# The exercise
Exactly repeat all the records below, omitting the images they hold.

# Task inputs
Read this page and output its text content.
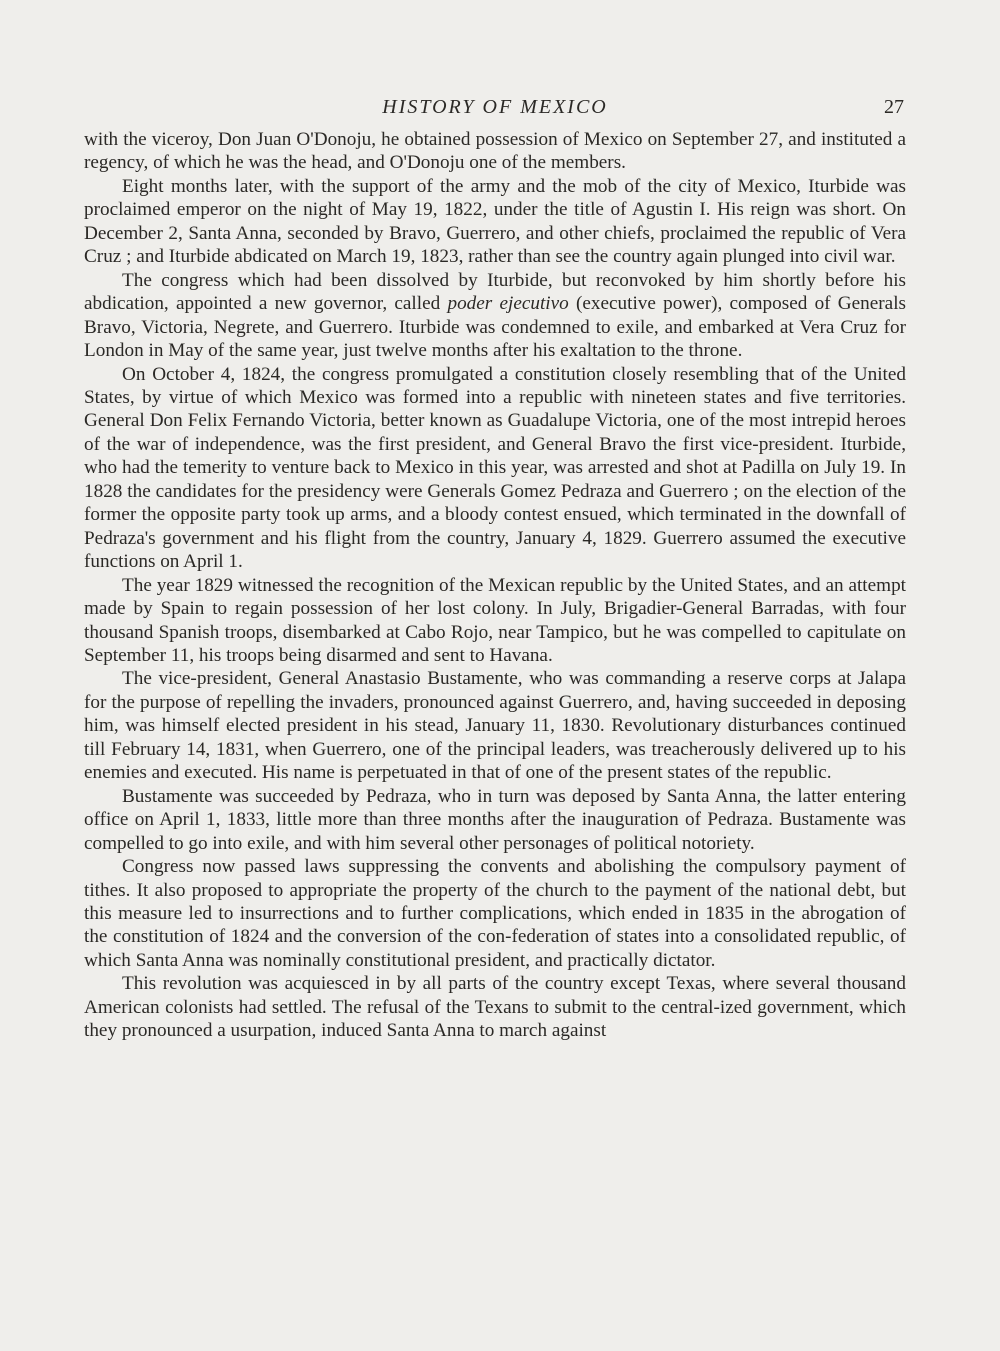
HISTORY OF MEXICO	27

with the viceroy, Don Juan O'Donoju, he obtained possession of Mexico on September 27, and instituted a regency, of which he was the head, and O'Donoju one of the members.

Eight months later, with the support of the army and the mob of the city of Mexico, Iturbide was proclaimed emperor on the night of May 19, 1822, under the title of Agustin I. His reign was short. On December 2, Santa Anna, seconded by Bravo, Guerrero, and other chiefs, proclaimed the republic of Vera Cruz ; and Iturbide abdicated on March 19, 1823, rather than see the country again plunged into civil war.

The congress which had been dissolved by Iturbide, but reconvoked by him shortly before his abdication, appointed a new governor, called poder ejecutivo (executive power), composed of Generals Bravo, Victoria, Negrete, and Guerrero. Iturbide was condemned to exile, and embarked at Vera Cruz for London in May of the same year, just twelve months after his exaltation to the throne.

On October 4, 1824, the congress promulgated a constitution closely resembling that of the United States, by virtue of which Mexico was formed into a republic with nineteen states and five territories. General Don Felix Fernando Victoria, better known as Guadalupe Victoria, one of the most intrepid heroes of the war of independence, was the first president, and General Bravo the first vice-president. Iturbide, who had the temerity to venture back to Mexico in this year, was arrested and shot at Padilla on July 19. In 1828 the candidates for the presidency were Generals Gomez Pedraza and Guerrero ; on the election of the former the opposite party took up arms, and a bloody contest ensued, which terminated in the downfall of Pedraza's government and his flight from the country, January 4, 1829. Guerrero assumed the executive functions on April 1.

The year 1829 witnessed the recognition of the Mexican republic by the United States, and an attempt made by Spain to regain possession of her lost colony. In July, Brigadier-General Barradas, with four thousand Spanish troops, disembarked at Cabo Rojo, near Tampico, but he was compelled to capitulate on September 11, his troops being disarmed and sent to Havana.

The vice-president, General Anastasio Bustamente, who was commanding a reserve corps at Jalapa for the purpose of repelling the invaders, pronounced against Guerrero, and, having succeeded in deposing him, was himself elected president in his stead, January 11, 1830. Revolutionary disturbances continued till February 14, 1831, when Guerrero, one of the principal leaders, was treacherously delivered up to his enemies and executed. His name is perpetuated in that of one of the present states of the republic.

Bustamente was succeeded by Pedraza, who in turn was deposed by Santa Anna, the latter entering office on April 1, 1833, little more than three months after the inauguration of Pedraza. Bustamente was compelled to go into exile, and with him several other personages of political notoriety.

Congress now passed laws suppressing the convents and abolishing the compulsory payment of tithes. It also proposed to appropriate the property of the church to the payment of the national debt, but this measure led to insurrections and to further complications, which ended in 1835 in the abrogation of the constitution of 1824 and the conversion of the con-federation of states into a consolidated republic, of which Santa Anna was nominally constitutional president, and practically dictator.

This revolution was acquiesced in by all parts of the country except Texas, where several thousand American colonists had settled. The refusal of the Texans to submit to the central-ized government, which they pronounced a usurpation, induced Santa Anna to march against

# Reply to the task
Read this page and output its text content.
HISTORY OF MEXICO	27

with the viceroy, Don Juan O'Donoju, he obtained possession of Mexico on September 27, and instituted a regency, of which he was the head, and O'Donoju one of the members.

Eight months later, with the support of the army and the mob of the city of Mexico, Iturbide was proclaimed emperor on the night of May 19, 1822, under the title of Agustin I. His reign was short. On December 2, Santa Anna, seconded by Bravo, Guerrero, and other chiefs, proclaimed the republic of Vera Cruz ; and Iturbide abdicated on March 19, 1823, rather than see the country again plunged into civil war.

The congress which had been dissolved by Iturbide, but reconvoked by him shortly before his abdication, appointed a new governor, called poder ejecutivo (executive power), composed of Generals Bravo, Victoria, Negrete, and Guerrero. Iturbide was condemned to exile, and embarked at Vera Cruz for London in May of the same year, just twelve months after his exaltation to the throne.

On October 4, 1824, the congress promulgated a constitution closely resembling that of the United States, by virtue of which Mexico was formed into a republic with nineteen states and five territories. General Don Felix Fernando Victoria, better known as Guadalupe Victoria, one of the most intrepid heroes of the war of independence, was the first president, and General Bravo the first vice-president. Iturbide, who had the temerity to venture back to Mexico in this year, was arrested and shot at Padilla on July 19. In 1828 the candidates for the presidency were Generals Gomez Pedraza and Guerrero ; on the election of the former the opposite party took up arms, and a bloody contest ensued, which terminated in the downfall of Pedraza's government and his flight from the country, January 4, 1829. Guerrero assumed the executive functions on April 1.

The year 1829 witnessed the recognition of the Mexican republic by the United States, and an attempt made by Spain to regain possession of her lost colony. In July, Brigadier-General Barradas, with four thousand Spanish troops, disembarked at Cabo Rojo, near Tampico, but he was compelled to capitulate on September 11, his troops being disarmed and sent to Havana.

The vice-president, General Anastasio Bustamente, who was commanding a reserve corps at Jalapa for the purpose of repelling the invaders, pronounced against Guerrero, and, having succeeded in deposing him, was himself elected president in his stead, January 11, 1830. Revolutionary disturbances continued till February 14, 1831, when Guerrero, one of the principal leaders, was treacherously delivered up to his enemies and executed. His name is perpetuated in that of one of the present states of the republic.

Bustamente was succeeded by Pedraza, who in turn was deposed by Santa Anna, the latter entering office on April 1, 1833, little more than three months after the inauguration of Pedraza. Bustamente was compelled to go into exile, and with him several other personages of political notoriety.

Congress now passed laws suppressing the convents and abolishing the compulsory payment of tithes. It also proposed to appropriate the property of the church to the payment of the national debt, but this measure led to insurrections and to further complications, which ended in 1835 in the abrogation of the constitution of 1824 and the conversion of the con-federation of states into a consolidated republic, of which Santa Anna was nominally constitutional president, and practically dictator.

This revolution was acquiesced in by all parts of the country except Texas, where several thousand American colonists had settled. The refusal of the Texans to submit to the central-ized government, which they pronounced a usurpation, induced Santa Anna to march against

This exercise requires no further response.